-------- ПОКАЗАННЫЙ ТЕКСТ
И хочется — и не хочется мне говорить сейчас о Баксте. Хочется потому, что все думается эти дни о нем. Но уж, конечно, сказать могу лишь два слова, сотую долю того, что думается и помнится. Всего больше говорят о человеке, когда он едва умер. Так принято. Но я этого не могу. Говорю или о живых, или об умерших давно, привыкших быть умершими.
А смерть близкая — она должна бы заражать молчанием. Но не заражает; и все кажется, что шум наших слов тревожит умершего.
Я скажу о Баксте кратко, тихо, полушепотом. Отнюдь не перечисляя его художественных заслуг, — это сделают в свое время другие, — нет, о Баксте просто. О Баксте-человеке. Ведь все-таки, все-таки, — до конца жизни моей буду твердить, — человек сначала, художник потом. Перед лицом смерти это особенно ясно. Особенно понимаешь, что можно быть самым великим художником и умереть, и ничье сердце о тебе не сожмется. А кто знает, не это ли одно ценно для умершего, и очень ли нужны ему загробные восхищения и восхваления?
Бакст был удивительным человеком по своей почти детской, жизнерадостной и доброй простоте. Медлительность в движениях и в говоре давала ему порою какую-то «важность», скорее — невинное «важничанье» гимназиста; он природно, естественно оставался всегда чуточку школьником. Его добрая простота лишала его всякой претензии, намека на претензию, и это тоже было у него природное… Не скрытный — он был, однако, естественно закрыт, не имел этой противной русской «души нараспашку».
----------------
-------- СТРОКИ
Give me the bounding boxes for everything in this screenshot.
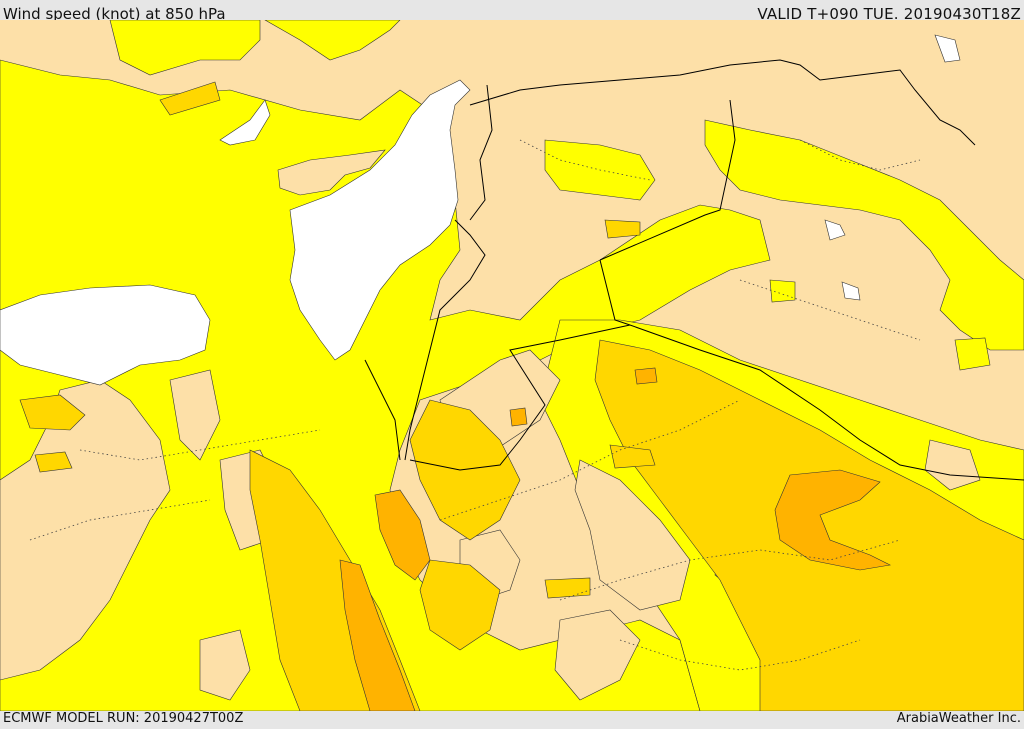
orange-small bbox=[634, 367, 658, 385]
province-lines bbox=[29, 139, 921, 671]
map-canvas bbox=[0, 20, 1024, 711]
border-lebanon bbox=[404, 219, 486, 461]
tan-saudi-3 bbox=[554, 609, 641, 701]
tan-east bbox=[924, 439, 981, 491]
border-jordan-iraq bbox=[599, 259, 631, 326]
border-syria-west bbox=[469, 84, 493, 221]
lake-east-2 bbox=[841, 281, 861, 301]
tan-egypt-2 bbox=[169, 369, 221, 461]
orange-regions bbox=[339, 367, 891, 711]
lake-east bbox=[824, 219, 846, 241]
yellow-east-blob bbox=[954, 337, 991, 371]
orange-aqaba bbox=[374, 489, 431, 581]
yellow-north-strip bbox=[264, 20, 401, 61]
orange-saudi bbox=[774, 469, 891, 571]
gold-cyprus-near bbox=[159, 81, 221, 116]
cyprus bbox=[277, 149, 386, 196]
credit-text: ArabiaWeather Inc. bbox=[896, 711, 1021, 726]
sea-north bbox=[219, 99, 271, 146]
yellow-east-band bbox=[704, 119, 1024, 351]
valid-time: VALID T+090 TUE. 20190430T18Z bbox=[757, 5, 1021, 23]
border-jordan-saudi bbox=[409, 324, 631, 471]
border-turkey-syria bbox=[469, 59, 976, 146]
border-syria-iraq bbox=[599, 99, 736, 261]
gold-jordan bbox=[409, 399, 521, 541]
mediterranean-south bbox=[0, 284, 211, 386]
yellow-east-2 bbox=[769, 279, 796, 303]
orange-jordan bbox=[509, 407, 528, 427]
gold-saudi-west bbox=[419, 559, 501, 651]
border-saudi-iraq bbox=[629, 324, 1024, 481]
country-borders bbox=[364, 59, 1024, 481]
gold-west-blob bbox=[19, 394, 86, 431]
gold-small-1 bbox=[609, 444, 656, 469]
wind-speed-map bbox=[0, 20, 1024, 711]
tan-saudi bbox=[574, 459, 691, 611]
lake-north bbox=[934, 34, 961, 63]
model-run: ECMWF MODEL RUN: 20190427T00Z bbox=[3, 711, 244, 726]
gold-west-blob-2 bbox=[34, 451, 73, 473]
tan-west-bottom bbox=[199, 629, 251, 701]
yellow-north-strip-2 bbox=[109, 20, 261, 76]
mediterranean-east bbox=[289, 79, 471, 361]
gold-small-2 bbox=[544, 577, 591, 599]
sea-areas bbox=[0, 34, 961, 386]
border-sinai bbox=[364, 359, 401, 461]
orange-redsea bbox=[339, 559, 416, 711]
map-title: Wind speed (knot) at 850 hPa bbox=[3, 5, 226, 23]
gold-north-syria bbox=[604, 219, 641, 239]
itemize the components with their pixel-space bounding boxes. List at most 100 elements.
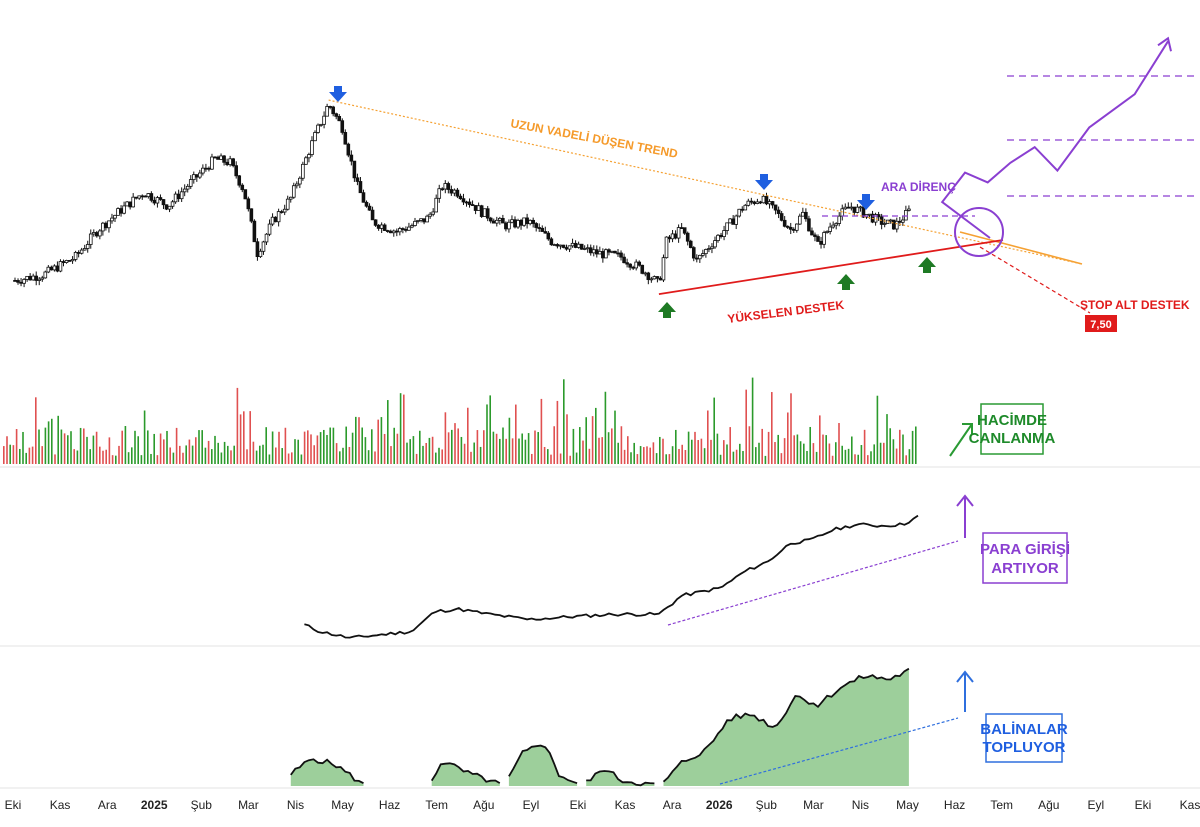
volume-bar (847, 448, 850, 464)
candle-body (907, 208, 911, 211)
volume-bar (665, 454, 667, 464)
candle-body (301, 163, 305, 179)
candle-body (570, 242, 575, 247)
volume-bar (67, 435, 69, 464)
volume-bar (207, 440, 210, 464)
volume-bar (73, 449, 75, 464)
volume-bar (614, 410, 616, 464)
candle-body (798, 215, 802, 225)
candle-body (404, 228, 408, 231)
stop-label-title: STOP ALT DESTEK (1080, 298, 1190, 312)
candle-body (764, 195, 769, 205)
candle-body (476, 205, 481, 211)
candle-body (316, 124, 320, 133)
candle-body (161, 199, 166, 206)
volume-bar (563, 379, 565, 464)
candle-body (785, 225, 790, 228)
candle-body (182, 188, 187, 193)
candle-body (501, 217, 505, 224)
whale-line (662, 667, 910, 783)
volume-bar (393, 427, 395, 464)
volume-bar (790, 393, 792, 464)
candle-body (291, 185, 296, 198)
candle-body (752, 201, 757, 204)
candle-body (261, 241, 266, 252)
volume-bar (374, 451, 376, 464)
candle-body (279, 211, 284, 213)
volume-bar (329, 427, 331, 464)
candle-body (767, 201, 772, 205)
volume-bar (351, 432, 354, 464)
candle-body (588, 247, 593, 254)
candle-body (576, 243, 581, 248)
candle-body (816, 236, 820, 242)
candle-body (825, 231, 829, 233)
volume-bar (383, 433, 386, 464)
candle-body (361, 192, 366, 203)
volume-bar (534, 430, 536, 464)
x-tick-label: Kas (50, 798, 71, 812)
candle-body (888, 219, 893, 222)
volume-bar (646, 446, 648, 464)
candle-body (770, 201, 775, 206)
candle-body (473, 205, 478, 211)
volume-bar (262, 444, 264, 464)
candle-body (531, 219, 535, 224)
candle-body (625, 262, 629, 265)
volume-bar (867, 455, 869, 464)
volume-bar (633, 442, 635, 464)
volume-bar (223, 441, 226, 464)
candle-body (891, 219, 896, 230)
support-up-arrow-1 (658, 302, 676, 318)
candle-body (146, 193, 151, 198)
----------------
- _ТРЕБОВАНИЯ_
1 – Кем, согласно тексту о Баксте, тот природно и естественно всегда оставался?
2 – Продолжите текст о Баксте, начав сразу после его последнего предложения.

- _ОТВЕТЫ К ЗАДАНИЯМ_
1 – Всегда чуточку школьником.

2 –
Его друзья по «Миру Искусства» (Бакст был членом их тесного кружка в 1898–1904 гг.) знают его лучше и ближе меня. Они почти все живы и когда-нибудь вспомнят, расскажут нам о Баксте-товарище, с его милой «невыносимостью» и незаменимостью, о Баксте дальних времен. Но я хочу отметить, — и теперь же, — черты, которые открывались мне иногда в его письмах, иногда в неожиданном разговоре; они стоят быть отмеченными.
Знал ли кто-нибудь, что у Бакста не только большая и талантливая, но к умная душа? Знали, конечно, да не интересовались: интересуются ли умом художника? И поэту радостно прощают глупость (одну ли глупость?), а в художнике или музыканте ее даже принято молчаливо поощрять. Откуда-то повелось, что искусство и большой ум — несовместимы. Кто этого не говорит, — тот думает. Потому и нет интереса к уму художника.
У меня этот интерес был, и я утверждаю, что Бакст обладал умом серьезным, удивляюще-тонким. Не об интуитивной тонкости я говорю, она в художнике не редкость, художнику полагается, но именно о тонкости умной. Он никогда не претендовал на длинные метафизические разглагольствования, — они были тогда в большой моде, — но, повторяю: случайное ли письмо, случайно ли выпавшая минута серьезного разговора, и опять я удивляюсь уму, именно уму, этого человека, такой редкости и среди профессиональных умников.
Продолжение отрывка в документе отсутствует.